*** Entries provided ***
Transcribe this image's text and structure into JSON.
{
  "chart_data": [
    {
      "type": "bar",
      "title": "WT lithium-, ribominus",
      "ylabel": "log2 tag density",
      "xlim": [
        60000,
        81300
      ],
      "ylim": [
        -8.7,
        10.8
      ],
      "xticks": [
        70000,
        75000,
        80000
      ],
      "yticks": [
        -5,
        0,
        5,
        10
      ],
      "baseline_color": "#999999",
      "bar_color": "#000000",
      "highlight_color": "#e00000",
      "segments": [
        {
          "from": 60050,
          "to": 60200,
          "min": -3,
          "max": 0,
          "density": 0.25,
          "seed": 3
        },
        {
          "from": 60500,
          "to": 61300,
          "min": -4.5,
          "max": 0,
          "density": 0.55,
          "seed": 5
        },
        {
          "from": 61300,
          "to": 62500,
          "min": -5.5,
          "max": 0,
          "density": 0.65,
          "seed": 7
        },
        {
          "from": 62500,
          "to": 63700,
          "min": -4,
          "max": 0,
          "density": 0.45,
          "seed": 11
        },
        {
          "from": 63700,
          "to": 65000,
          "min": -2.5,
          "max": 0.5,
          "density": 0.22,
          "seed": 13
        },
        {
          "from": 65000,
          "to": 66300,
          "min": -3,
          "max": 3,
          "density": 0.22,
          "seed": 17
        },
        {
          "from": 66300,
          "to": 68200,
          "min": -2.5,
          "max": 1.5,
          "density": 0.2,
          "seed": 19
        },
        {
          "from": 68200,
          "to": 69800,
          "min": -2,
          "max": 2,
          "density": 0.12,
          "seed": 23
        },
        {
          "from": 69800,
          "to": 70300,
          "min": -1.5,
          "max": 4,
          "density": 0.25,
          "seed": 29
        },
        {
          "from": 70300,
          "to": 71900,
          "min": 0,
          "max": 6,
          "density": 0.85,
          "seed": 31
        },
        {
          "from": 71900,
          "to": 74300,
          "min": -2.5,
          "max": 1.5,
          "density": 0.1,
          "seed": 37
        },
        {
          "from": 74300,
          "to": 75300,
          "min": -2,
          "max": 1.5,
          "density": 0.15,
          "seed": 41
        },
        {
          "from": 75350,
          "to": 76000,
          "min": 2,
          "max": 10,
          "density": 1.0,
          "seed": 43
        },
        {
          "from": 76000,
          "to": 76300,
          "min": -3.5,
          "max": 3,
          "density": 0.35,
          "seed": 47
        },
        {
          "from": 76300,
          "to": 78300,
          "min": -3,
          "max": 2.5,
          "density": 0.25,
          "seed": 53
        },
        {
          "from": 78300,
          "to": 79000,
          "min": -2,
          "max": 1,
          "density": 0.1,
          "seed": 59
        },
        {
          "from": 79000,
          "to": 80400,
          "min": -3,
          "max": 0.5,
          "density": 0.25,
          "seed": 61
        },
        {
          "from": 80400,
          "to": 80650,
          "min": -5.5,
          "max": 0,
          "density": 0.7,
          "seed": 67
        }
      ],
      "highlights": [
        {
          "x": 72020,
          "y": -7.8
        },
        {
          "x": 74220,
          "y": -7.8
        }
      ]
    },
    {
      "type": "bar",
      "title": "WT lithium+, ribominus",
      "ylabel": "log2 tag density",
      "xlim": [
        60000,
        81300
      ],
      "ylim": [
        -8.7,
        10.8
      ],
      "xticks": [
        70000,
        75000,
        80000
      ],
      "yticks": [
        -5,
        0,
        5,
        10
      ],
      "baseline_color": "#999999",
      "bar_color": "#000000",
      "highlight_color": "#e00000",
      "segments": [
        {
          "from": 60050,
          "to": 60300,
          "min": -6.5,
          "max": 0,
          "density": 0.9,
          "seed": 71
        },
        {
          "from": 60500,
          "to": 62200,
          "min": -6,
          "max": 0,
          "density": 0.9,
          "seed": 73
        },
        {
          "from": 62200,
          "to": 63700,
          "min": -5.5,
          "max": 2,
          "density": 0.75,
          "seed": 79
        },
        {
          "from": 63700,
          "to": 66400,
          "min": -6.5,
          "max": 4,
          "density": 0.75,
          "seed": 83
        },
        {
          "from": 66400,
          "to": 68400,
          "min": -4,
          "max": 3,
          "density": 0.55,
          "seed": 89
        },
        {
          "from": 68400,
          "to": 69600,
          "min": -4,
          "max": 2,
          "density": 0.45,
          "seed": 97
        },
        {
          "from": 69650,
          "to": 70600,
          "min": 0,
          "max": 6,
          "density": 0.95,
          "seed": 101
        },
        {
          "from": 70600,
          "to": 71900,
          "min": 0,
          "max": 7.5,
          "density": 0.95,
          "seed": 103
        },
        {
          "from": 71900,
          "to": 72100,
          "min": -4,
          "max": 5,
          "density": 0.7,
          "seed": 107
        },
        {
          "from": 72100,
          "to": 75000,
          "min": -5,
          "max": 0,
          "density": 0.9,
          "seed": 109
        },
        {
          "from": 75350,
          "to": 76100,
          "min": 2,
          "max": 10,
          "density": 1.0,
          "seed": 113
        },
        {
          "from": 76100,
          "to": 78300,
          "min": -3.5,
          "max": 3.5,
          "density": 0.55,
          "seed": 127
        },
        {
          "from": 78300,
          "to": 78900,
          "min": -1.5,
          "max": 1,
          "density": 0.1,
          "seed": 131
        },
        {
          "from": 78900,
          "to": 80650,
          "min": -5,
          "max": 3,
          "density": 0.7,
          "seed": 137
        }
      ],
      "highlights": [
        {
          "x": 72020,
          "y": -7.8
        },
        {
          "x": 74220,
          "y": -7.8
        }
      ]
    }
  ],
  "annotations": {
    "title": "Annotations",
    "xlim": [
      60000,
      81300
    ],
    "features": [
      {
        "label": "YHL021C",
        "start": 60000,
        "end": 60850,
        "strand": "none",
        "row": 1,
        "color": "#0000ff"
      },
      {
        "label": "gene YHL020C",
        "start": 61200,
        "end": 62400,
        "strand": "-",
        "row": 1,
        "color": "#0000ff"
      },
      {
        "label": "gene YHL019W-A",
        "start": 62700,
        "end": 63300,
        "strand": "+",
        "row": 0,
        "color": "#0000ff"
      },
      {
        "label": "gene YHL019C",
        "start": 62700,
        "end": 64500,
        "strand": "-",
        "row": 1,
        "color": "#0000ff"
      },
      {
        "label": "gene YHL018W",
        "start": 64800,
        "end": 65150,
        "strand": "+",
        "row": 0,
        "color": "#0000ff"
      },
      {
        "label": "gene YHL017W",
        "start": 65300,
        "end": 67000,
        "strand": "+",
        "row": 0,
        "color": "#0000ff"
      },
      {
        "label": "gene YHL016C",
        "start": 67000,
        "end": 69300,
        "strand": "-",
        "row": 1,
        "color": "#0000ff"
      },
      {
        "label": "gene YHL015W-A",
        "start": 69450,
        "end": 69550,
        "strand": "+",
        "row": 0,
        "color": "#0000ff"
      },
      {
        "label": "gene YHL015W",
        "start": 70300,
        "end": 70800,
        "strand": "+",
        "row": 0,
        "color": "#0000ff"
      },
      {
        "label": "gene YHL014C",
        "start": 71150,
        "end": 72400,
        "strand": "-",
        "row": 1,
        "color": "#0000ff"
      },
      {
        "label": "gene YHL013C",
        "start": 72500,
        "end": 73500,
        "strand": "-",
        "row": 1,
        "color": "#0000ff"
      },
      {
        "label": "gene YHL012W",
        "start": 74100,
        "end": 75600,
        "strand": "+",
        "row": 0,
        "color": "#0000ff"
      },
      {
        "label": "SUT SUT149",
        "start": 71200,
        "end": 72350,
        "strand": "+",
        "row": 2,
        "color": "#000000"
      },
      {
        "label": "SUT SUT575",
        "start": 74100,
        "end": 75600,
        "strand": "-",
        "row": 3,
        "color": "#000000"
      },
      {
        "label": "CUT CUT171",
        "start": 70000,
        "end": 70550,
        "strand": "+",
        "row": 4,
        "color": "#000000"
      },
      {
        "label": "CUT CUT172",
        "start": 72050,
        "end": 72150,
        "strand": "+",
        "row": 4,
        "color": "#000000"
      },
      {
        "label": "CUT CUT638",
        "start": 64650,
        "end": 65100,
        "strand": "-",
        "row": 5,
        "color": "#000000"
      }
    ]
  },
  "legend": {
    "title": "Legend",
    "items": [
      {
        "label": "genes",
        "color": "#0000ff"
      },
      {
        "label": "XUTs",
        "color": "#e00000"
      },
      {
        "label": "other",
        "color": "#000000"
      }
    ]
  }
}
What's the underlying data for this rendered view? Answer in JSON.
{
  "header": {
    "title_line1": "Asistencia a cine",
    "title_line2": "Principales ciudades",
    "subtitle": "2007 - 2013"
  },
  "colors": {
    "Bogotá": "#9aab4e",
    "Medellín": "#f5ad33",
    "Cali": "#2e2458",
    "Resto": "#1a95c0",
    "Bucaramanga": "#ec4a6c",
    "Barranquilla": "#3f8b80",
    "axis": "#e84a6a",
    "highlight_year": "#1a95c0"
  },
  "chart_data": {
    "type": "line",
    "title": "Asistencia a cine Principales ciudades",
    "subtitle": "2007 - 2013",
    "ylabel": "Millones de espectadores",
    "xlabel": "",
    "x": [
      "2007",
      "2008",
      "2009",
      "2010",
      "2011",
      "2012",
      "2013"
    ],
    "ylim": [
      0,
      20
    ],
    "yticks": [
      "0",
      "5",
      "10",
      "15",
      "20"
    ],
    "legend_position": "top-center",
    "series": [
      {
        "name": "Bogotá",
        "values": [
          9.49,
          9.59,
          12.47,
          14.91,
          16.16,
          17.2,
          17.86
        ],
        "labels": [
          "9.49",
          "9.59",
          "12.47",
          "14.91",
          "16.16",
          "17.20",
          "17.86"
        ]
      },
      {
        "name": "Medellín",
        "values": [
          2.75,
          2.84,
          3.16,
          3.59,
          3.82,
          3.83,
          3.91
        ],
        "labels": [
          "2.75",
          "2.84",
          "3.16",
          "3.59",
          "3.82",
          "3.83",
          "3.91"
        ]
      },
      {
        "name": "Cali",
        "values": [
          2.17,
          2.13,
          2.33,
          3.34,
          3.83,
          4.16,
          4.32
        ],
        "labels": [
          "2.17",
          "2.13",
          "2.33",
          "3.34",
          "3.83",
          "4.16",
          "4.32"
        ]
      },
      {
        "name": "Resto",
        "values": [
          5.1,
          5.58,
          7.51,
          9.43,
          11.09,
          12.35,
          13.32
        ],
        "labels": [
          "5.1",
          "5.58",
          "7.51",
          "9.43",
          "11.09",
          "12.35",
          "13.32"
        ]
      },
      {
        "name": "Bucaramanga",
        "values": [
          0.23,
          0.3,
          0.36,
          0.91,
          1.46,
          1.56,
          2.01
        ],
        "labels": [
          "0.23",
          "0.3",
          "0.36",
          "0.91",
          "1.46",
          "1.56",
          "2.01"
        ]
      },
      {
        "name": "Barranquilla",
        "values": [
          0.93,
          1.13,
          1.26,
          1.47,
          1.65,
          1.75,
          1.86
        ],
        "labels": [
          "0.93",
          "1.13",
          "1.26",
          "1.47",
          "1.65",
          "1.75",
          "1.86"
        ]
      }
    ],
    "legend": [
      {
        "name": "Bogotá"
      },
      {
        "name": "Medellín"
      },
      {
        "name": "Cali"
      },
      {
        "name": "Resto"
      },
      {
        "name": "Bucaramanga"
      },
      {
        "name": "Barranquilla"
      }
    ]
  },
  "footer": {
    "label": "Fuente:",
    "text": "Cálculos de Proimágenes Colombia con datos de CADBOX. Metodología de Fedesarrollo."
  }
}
*** End of Entries provided ***
### Assigned task
Working from the entries above, filter out every line that lacks "Principales" and copy what remains.

### Exercise answer
    "title_line2": "Principales ciudades",
    "title": "Asistencia a cine Principales ciudades",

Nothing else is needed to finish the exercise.